▶ [What is expected]
Read the material below and tally how many lines hold the word "xlabel", giving the number and nothing else.

Figure data in JSON:
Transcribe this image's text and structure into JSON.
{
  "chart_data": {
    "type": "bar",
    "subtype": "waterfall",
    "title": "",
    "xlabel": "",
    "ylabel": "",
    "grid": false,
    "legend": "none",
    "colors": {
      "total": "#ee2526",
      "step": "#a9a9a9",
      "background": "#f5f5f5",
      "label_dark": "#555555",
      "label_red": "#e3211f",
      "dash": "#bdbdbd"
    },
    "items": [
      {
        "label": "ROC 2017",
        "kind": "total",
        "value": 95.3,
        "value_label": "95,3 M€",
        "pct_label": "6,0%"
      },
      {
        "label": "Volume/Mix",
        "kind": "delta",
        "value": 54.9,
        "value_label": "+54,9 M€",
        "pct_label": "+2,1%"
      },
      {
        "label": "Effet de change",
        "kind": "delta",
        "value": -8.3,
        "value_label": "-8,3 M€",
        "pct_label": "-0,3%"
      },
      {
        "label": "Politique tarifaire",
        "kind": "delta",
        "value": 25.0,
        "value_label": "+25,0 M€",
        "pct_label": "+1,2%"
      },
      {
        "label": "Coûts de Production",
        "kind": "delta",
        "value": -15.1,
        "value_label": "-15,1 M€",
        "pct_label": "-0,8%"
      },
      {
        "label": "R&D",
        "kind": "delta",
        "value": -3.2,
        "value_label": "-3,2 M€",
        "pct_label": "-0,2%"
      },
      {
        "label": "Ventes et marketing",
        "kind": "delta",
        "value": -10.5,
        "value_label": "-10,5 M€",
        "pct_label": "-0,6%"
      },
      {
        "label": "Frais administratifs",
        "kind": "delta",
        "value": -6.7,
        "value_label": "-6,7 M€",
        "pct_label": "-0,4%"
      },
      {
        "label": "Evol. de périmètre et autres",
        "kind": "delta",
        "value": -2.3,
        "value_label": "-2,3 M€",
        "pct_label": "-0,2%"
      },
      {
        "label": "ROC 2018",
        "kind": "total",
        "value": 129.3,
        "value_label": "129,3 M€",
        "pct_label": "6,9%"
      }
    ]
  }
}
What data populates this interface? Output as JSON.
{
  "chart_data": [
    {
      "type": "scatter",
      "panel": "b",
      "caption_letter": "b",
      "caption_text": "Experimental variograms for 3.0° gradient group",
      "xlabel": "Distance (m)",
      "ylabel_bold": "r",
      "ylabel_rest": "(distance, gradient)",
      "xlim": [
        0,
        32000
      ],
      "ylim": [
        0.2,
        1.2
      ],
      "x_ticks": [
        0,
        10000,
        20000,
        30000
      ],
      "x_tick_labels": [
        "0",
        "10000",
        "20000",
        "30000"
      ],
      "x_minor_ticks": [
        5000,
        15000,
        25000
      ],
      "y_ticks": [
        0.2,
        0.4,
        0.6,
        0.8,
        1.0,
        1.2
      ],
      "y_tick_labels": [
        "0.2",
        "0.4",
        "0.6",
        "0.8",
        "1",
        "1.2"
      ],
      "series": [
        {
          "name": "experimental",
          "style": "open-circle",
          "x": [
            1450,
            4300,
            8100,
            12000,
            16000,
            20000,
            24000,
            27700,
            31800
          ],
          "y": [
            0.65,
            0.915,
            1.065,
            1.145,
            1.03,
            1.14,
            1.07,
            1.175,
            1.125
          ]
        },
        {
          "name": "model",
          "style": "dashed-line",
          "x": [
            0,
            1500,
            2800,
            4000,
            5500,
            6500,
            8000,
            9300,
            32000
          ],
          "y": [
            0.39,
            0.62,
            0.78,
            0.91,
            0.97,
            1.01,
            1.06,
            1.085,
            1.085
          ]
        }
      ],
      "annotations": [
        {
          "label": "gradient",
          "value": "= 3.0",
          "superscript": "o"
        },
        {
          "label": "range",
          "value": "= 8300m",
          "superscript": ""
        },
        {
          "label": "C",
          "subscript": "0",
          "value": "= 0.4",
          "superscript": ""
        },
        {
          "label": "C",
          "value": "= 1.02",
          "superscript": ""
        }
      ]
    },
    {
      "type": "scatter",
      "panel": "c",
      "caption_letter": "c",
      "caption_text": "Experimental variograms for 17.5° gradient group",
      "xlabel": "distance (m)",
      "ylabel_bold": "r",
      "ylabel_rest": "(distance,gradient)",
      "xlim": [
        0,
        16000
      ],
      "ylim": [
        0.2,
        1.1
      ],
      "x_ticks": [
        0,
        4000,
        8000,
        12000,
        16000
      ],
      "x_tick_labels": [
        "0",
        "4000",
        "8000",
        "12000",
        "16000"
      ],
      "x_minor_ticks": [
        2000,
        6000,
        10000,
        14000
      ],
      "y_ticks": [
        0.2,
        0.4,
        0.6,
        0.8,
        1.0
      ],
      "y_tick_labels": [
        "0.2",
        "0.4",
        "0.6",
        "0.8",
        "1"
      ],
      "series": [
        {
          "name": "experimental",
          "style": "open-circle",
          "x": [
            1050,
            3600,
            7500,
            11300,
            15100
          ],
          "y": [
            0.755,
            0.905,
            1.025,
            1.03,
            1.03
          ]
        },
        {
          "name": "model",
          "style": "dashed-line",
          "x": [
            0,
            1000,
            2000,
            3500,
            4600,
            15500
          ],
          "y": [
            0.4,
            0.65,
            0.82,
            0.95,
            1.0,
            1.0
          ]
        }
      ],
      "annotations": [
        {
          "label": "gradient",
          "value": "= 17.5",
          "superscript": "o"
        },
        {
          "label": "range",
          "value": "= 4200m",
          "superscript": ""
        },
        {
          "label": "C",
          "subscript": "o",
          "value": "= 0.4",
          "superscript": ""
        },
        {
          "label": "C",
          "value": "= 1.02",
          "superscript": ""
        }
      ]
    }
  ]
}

▶ [Result of this exercise]
3